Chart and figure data
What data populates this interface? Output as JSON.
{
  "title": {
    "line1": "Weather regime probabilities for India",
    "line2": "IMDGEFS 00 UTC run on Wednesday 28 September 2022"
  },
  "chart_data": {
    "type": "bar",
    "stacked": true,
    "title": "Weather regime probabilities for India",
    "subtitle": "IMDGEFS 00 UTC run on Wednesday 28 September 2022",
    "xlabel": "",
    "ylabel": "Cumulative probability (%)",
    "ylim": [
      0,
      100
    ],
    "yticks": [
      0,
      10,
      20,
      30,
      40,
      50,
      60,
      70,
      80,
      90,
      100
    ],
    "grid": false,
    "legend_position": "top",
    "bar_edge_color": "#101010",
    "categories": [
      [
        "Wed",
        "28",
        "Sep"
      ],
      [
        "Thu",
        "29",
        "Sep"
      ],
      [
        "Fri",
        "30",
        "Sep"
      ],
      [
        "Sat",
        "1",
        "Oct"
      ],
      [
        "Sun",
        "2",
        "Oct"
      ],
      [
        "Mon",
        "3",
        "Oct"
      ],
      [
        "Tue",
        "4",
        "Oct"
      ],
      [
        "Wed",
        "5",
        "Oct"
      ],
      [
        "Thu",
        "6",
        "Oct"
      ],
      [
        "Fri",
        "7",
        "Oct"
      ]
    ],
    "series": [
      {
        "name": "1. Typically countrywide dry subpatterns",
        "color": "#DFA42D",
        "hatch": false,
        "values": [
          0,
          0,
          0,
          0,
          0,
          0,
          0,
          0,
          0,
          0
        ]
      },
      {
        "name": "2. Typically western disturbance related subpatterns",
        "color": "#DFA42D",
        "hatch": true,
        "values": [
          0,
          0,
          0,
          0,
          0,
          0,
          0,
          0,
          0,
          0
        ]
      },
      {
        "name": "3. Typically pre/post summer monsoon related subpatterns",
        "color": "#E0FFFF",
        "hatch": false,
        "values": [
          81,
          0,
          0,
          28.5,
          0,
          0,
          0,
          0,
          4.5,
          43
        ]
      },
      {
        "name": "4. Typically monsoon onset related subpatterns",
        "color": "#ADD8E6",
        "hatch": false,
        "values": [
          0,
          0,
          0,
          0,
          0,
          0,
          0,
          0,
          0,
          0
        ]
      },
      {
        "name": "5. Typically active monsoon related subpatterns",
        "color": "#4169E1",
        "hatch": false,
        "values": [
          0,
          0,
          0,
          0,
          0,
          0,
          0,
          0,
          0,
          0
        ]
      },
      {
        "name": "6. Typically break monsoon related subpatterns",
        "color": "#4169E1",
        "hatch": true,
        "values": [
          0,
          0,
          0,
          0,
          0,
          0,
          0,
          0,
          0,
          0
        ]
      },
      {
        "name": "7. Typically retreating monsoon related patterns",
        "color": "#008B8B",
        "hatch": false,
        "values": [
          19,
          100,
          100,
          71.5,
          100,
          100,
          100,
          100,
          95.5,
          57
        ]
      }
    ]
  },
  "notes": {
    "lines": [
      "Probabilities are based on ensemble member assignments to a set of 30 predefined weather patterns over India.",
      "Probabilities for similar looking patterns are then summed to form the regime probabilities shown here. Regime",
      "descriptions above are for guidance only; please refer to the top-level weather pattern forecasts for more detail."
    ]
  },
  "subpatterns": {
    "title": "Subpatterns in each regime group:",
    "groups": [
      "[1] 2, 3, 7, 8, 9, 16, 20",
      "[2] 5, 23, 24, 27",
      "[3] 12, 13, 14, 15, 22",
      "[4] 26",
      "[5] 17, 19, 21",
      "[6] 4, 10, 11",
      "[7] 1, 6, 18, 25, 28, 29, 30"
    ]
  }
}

Requirements =
Copy every record above exactly as it appears.

Completed task =
What data populates this interface? Output as JSON.
{
  "title": {
    "line1": "Weather regime probabilities for India",
    "line2": "IMDGEFS 00 UTC run on Wednesday 28 September 2022"
  },
  "chart_data": {
    "type": "bar",
    "stacked": true,
    "title": "Weather regime probabilities for India",
    "subtitle": "IMDGEFS 00 UTC run on Wednesday 28 September 2022",
    "xlabel": "",
    "ylabel": "Cumulative probability (%)",
    "ylim": [
      0,
      100
    ],
    "yticks": [
      0,
      10,
      20,
      30,
      40,
      50,
      60,
      70,
      80,
      90,
      100
    ],
    "grid": false,
    "legend_position": "top",
    "bar_edge_color": "#101010",
    "categories": [
      [
        "Wed",
        "28",
        "Sep"
      ],
      [
        "Thu",
        "29",
        "Sep"
      ],
      [
        "Fri",
        "30",
        "Sep"
      ],
      [
        "Sat",
        "1",
        "Oct"
      ],
      [
        "Sun",
        "2",
        "Oct"
      ],
      [
        "Mon",
        "3",
        "Oct"
      ],
      [
        "Tue",
        "4",
        "Oct"
      ],
      [
        "Wed",
        "5",
        "Oct"
      ],
      [
        "Thu",
        "6",
        "Oct"
      ],
      [
        "Fri",
        "7",
        "Oct"
      ]
    ],
    "series": [
      {
        "name": "1. Typically countrywide dry subpatterns",
        "color": "#DFA42D",
        "hatch": false,
        "values": [
          0,
          0,
          0,
          0,
          0,
          0,
          0,
          0,
          0,
          0
        ]
      },
      {
        "name": "2. Typically western disturbance related subpatterns",
        "color": "#DFA42D",
        "hatch": true,
        "values": [
          0,
          0,
          0,
          0,
          0,
          0,
          0,
          0,
          0,
          0
        ]
      },
      {
        "name": "3. Typically pre/post summer monsoon related subpatterns",
        "color": "#E0FFFF",
        "hatch": false,
        "values": [
          81,
          0,
          0,
          28.5,
          0,
          0,
          0,
          0,
          4.5,
          43
        ]
      },
      {
        "name": "4. Typically monsoon onset related subpatterns",
        "color": "#ADD8E6",
        "hatch": false,
        "values": [
          0,
          0,
          0,
          0,
          0,
          0,
          0,
          0,
          0,
          0
        ]
      },
      {
        "name": "5. Typically active monsoon related subpatterns",
        "color": "#4169E1",
        "hatch": false,
        "values": [
          0,
          0,
          0,
          0,
          0,
          0,
          0,
          0,
          0,
          0
        ]
      },
      {
        "name": "6. Typically break monsoon related subpatterns",
        "color": "#4169E1",
        "hatch": true,
        "values": [
          0,
          0,
          0,
          0,
          0,
          0,
          0,
          0,
          0,
          0
        ]
      },
      {
        "name": "7. Typically retreating monsoon related patterns",
        "color": "#008B8B",
        "hatch": false,
        "values": [
          19,
          100,
          100,
          71.5,
          100,
          100,
          100,
          100,
          95.5,
          57
        ]
      }
    ]
  },
  "notes": {
    "lines": [
      "Probabilities are based on ensemble member assignments to a set of 30 predefined weather patterns over India.",
      "Probabilities for similar looking patterns are then summed to form the regime probabilities shown here. Regime",
      "descriptions above are for guidance only; please refer to the top-level weather pattern forecasts for more detail."
    ]
  },
  "subpatterns": {
    "title": "Subpatterns in each regime group:",
    "groups": [
      "[1] 2, 3, 7, 8, 9, 16, 20",
      "[2] 5, 23, 24, 27",
      "[3] 12, 13, 14, 15, 22",
      "[4] 26",
      "[5] 17, 19, 21",
      "[6] 4, 10, 11",
      "[7] 1, 6, 18, 25, 28, 29, 30"
    ]
  }
}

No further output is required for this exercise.